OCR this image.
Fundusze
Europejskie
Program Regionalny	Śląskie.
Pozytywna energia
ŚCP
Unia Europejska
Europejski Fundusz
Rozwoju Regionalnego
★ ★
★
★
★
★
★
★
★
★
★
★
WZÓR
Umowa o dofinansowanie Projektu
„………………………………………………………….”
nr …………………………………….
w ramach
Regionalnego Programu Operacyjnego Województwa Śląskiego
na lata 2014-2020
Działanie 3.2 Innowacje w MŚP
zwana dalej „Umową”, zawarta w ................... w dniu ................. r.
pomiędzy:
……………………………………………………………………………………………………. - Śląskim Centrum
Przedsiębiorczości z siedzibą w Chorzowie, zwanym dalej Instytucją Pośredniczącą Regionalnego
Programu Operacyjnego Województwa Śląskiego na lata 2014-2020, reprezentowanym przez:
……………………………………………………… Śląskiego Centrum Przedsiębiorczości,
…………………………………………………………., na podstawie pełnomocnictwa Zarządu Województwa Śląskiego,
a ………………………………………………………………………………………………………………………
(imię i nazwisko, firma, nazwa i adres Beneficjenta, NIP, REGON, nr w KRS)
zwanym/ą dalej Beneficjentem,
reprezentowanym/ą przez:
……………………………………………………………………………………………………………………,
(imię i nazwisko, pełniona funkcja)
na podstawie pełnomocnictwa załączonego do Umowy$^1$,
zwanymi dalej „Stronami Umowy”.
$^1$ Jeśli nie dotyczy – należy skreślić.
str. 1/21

◆ GOAL: Check every line for "przez" and show the ones that have it.

◆ WRITTEN ANSWER:
Programu Operacyjnego Województwa Śląskiego na lata 2014-2020, reprezentowanym przez:
reprezentowanym/ą przez:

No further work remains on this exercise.